**WHAT NEEDS TO BE DONE**: Copy the lines below word for word, starting with the very first one and stopping after the line that contains "layer-row-distant-spire[interactable]: ▶ Distant".

**DATA TO USE**:

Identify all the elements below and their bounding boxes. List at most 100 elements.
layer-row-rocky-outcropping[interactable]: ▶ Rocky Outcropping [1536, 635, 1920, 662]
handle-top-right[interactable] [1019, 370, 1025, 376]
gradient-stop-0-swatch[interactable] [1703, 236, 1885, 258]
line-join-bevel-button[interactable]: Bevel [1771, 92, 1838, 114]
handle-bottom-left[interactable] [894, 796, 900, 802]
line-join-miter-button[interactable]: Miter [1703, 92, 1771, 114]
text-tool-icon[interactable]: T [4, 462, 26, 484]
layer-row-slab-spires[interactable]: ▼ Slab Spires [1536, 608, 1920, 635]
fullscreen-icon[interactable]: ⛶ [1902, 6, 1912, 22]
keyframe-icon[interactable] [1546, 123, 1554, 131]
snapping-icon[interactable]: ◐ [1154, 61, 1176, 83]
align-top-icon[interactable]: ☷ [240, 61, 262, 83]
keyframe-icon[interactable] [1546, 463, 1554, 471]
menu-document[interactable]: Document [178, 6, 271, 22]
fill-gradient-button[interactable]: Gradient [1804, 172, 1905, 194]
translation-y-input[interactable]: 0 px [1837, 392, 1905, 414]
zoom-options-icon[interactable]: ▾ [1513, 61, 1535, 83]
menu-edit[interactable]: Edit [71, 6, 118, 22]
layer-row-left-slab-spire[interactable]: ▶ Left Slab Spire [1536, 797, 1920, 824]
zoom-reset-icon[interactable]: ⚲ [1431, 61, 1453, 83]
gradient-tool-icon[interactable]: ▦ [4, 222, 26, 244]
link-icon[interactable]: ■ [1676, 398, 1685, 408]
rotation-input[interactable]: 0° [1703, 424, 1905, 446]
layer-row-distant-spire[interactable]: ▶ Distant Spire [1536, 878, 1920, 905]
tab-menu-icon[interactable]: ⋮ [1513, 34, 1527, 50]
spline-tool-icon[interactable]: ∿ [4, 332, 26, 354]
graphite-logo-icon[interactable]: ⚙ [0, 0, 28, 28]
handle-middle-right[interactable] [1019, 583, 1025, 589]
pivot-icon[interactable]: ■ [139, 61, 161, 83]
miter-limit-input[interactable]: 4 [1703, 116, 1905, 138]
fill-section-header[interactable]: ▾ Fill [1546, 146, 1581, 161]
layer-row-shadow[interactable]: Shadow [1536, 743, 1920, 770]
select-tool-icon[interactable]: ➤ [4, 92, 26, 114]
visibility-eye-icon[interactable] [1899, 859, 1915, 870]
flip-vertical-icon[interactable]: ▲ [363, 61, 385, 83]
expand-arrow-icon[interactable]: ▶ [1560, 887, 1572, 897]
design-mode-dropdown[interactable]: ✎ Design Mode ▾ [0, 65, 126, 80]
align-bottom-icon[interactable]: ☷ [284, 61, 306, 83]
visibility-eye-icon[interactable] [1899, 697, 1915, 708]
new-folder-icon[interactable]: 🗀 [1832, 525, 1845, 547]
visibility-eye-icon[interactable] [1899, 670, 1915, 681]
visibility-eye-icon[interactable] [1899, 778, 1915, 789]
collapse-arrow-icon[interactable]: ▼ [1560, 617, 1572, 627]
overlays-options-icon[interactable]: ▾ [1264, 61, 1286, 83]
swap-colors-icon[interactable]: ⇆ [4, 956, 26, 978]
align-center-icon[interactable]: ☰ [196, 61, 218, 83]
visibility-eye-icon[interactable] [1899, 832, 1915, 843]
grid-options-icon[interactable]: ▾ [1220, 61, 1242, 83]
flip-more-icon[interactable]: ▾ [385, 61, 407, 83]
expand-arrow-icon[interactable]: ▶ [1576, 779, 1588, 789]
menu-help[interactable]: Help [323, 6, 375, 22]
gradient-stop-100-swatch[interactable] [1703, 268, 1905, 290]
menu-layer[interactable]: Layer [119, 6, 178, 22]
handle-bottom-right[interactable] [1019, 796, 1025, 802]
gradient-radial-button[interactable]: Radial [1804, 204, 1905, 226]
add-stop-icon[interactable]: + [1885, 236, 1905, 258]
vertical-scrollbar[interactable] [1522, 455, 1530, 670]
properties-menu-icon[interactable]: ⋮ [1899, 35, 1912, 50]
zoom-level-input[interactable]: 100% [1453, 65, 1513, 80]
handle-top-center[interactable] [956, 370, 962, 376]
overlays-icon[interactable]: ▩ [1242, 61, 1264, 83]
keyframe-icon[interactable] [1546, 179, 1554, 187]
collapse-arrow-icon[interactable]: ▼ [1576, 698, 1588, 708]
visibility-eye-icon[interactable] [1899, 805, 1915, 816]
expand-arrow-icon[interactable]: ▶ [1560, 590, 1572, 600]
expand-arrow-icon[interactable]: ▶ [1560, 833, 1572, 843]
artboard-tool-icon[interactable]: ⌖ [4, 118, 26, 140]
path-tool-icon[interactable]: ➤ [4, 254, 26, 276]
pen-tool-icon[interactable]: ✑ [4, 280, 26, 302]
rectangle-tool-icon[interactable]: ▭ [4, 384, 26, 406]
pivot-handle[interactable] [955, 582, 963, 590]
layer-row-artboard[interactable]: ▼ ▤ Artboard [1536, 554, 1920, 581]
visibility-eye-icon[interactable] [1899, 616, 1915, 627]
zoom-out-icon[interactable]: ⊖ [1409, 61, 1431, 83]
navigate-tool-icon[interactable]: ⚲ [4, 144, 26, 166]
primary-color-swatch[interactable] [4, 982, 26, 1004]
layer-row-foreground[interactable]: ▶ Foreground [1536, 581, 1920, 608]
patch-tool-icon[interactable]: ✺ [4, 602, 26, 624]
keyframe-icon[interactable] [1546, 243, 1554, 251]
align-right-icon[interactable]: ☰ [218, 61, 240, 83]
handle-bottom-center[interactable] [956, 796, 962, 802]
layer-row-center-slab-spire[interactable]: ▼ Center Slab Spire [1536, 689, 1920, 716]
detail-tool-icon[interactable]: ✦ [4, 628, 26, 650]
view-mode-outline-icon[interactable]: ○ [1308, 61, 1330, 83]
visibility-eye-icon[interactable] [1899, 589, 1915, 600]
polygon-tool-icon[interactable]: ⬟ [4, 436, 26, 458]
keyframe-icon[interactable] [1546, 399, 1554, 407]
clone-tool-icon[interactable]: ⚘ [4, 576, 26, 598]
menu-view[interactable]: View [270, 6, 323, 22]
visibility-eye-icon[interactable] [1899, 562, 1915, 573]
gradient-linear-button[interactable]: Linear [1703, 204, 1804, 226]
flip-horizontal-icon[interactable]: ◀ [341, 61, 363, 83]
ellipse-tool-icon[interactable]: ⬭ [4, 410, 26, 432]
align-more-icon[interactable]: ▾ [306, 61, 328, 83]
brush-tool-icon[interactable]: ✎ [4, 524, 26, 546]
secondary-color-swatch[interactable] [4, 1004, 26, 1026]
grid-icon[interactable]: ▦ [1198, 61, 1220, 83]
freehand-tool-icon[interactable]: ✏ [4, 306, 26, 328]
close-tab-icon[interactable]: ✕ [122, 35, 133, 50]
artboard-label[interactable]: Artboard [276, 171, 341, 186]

**FINISHED TASK**:
Identify all the elements below and their bounding boxes. List at most 100 elements.
layer-row-rocky-outcropping[interactable]: ▶ Rocky Outcropping [1536, 635, 1920, 662]
handle-top-right[interactable] [1019, 370, 1025, 376]
gradient-stop-0-swatch[interactable] [1703, 236, 1885, 258]
line-join-bevel-button[interactable]: Bevel [1771, 92, 1838, 114]
handle-bottom-left[interactable] [894, 796, 900, 802]
line-join-miter-button[interactable]: Miter [1703, 92, 1771, 114]
text-tool-icon[interactable]: T [4, 462, 26, 484]
layer-row-slab-spires[interactable]: ▼ Slab Spires [1536, 608, 1920, 635]
fullscreen-icon[interactable]: ⛶ [1902, 6, 1912, 22]
keyframe-icon[interactable] [1546, 123, 1554, 131]
snapping-icon[interactable]: ◐ [1154, 61, 1176, 83]
align-top-icon[interactable]: ☷ [240, 61, 262, 83]
keyframe-icon[interactable] [1546, 463, 1554, 471]
menu-document[interactable]: Document [178, 6, 271, 22]
fill-gradient-button[interactable]: Gradient [1804, 172, 1905, 194]
translation-y-input[interactable]: 0 px [1837, 392, 1905, 414]
zoom-options-icon[interactable]: ▾ [1513, 61, 1535, 83]
menu-edit[interactable]: Edit [71, 6, 118, 22]
layer-row-left-slab-spire[interactable]: ▶ Left Slab Spire [1536, 797, 1920, 824]
zoom-reset-icon[interactable]: ⚲ [1431, 61, 1453, 83]
gradient-tool-icon[interactable]: ▦ [4, 222, 26, 244]
link-icon[interactable]: ■ [1676, 398, 1685, 408]
rotation-input[interactable]: 0° [1703, 424, 1905, 446]
layer-row-distant-spire[interactable]: ▶ Distant Spire [1536, 878, 1920, 905]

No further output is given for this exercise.